AIM:
A verbatim copy of the records is required, with all pictures left out.

DATASET ROWS:

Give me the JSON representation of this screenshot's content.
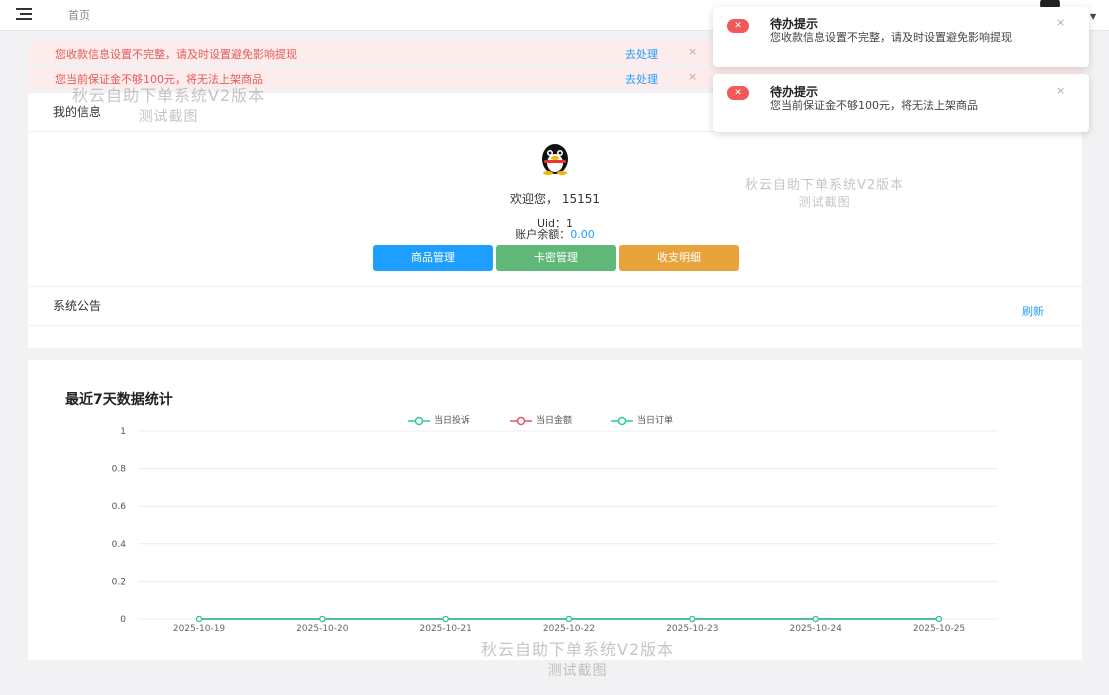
{
  "header": {
    "breadcrumb": "首页",
    "menu_icon": "menu-icon",
    "user_icon": "user-avatar-icon",
    "caret_icon": "chevron-down-icon"
  },
  "alerts": [
    {
      "message": "您收款信息设置不完整，请及时设置避免影响提现",
      "action": "去处理",
      "close": "×"
    },
    {
      "message": "您当前保证金不够100元，将无法上架商品",
      "action": "去处理",
      "close": "×"
    }
  ],
  "toasts": [
    {
      "title": "待办提示",
      "body": "您收款信息设置不完整，请及时设置避免影响提现",
      "close": "×",
      "icon": "error-icon"
    },
    {
      "title": "待办提示",
      "body": "您当前保证金不够100元，将无法上架商品",
      "close": "×",
      "icon": "error-icon"
    }
  ],
  "profile": {
    "title": "我的信息",
    "avatar_icon": "qq-penguin-icon",
    "welcome": "欢迎您， 15151",
    "uid": "Uid：1",
    "balance_label": "账户余额：",
    "balance_value": "0.00",
    "buttons": [
      {
        "label": "商品管理",
        "color": "#1e9fff"
      },
      {
        "label": "卡密管理",
        "color": "#5fb878"
      },
      {
        "label": "收支明细",
        "color": "#e8a33d"
      }
    ]
  },
  "notice": {
    "title": "系统公告",
    "refresh": "刷新"
  },
  "stats": {
    "title": "最近7天数据统计"
  },
  "watermark": {
    "line1": "秋云自助下单系统V2版本",
    "line2": "测试截图"
  },
  "chart_data": {
    "type": "line",
    "x": [
      "2025-10-19",
      "2025-10-20",
      "2025-10-21",
      "2025-10-22",
      "2025-10-23",
      "2025-10-24",
      "2025-10-25"
    ],
    "series": [
      {
        "name": "当日投诉",
        "values": [
          0,
          0,
          0,
          0,
          0,
          0,
          0
        ],
        "color": "#2ec7a1"
      },
      {
        "name": "当日金额",
        "values": [
          0,
          0,
          0,
          0,
          0,
          0,
          0
        ],
        "color": "#e0526a"
      },
      {
        "name": "当日订单",
        "values": [
          0,
          0,
          0,
          0,
          0,
          0,
          0
        ],
        "color": "#2ec7a1"
      }
    ],
    "ylim": [
      0,
      1
    ],
    "yticks": [
      "0",
      "0.2",
      "0.4",
      "0.6",
      "0.8",
      "1"
    ],
    "grid": true,
    "legend": "top-center"
  }
}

RESULT OF THE EXERCISE:
Give me the JSON representation of this screenshot's content.
{
  "header": {
    "breadcrumb": "首页",
    "menu_icon": "menu-icon",
    "user_icon": "user-avatar-icon",
    "caret_icon": "chevron-down-icon"
  },
  "alerts": [
    {
      "message": "您收款信息设置不完整，请及时设置避免影响提现",
      "action": "去处理",
      "close": "×"
    },
    {
      "message": "您当前保证金不够100元，将无法上架商品",
      "action": "去处理",
      "close": "×"
    }
  ],
  "toasts": [
    {
      "title": "待办提示",
      "body": "您收款信息设置不完整，请及时设置避免影响提现",
      "close": "×",
      "icon": "error-icon"
    },
    {
      "title": "待办提示",
      "body": "您当前保证金不够100元，将无法上架商品",
      "close": "×",
      "icon": "error-icon"
    }
  ],
  "profile": {
    "title": "我的信息",
    "avatar_icon": "qq-penguin-icon",
    "welcome": "欢迎您， 15151",
    "uid": "Uid：1",
    "balance_label": "账户余额：",
    "balance_value": "0.00",
    "buttons": [
      {
        "label": "商品管理",
        "color": "#1e9fff"
      },
      {
        "label": "卡密管理",
        "color": "#5fb878"
      },
      {
        "label": "收支明细",
        "color": "#e8a33d"
      }
    ]
  },
  "notice": {
    "title": "系统公告",
    "refresh": "刷新"
  },
  "stats": {
    "title": "最近7天数据统计"
  },
  "watermark": {
    "line1": "秋云自助下单系统V2版本",
    "line2": "测试截图"
  },
  "chart_data": {
    "type": "line",
    "x": [
      "2025-10-19",
      "2025-10-20",
      "2025-10-21",
      "2025-10-22",
      "2025-10-23",
      "2025-10-24",
      "2025-10-25"
    ],
    "series": [
      {
        "name": "当日投诉",
        "values": [
          0,
          0,
          0,
          0,
          0,
          0,
          0
        ],
        "color": "#2ec7a1"
      },
      {
        "name": "当日金额",
        "values": [
          0,
          0,
          0,
          0,
          0,
          0,
          0
        ],
        "color": "#e0526a"
      },
      {
        "name": "当日订单",
        "values": [
          0,
          0,
          0,
          0,
          0,
          0,
          0
        ],
        "color": "#2ec7a1"
      }
    ],
    "ylim": [
      0,
      1
    ],
    "yticks": [
      "0",
      "0.2",
      "0.4",
      "0.6",
      "0.8",
      "1"
    ],
    "grid": true,
    "legend": "top-center"
  }
}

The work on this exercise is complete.